Work to be completed:
Output the data exactly, with every line intact.

Task inputs:
★ ★ ★ ★ ★

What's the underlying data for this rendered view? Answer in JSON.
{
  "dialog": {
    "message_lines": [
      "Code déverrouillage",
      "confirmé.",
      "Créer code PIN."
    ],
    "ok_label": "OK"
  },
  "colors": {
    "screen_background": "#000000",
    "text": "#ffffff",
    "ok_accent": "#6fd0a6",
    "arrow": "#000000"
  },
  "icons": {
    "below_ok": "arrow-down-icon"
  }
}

★ ★ ★ ★ ★

Worked solution:
What's the underlying data for this rendered view? Answer in JSON.
{
  "dialog": {
    "message_lines": [
      "Code déverrouillage",
      "confirmé.",
      "Créer code PIN."
    ],
    "ok_label": "OK"
  },
  "colors": {
    "screen_background": "#000000",
    "text": "#ffffff",
    "ok_accent": "#6fd0a6",
    "arrow": "#000000"
  },
  "icons": {
    "below_ok": "arrow-down-icon"
  }
}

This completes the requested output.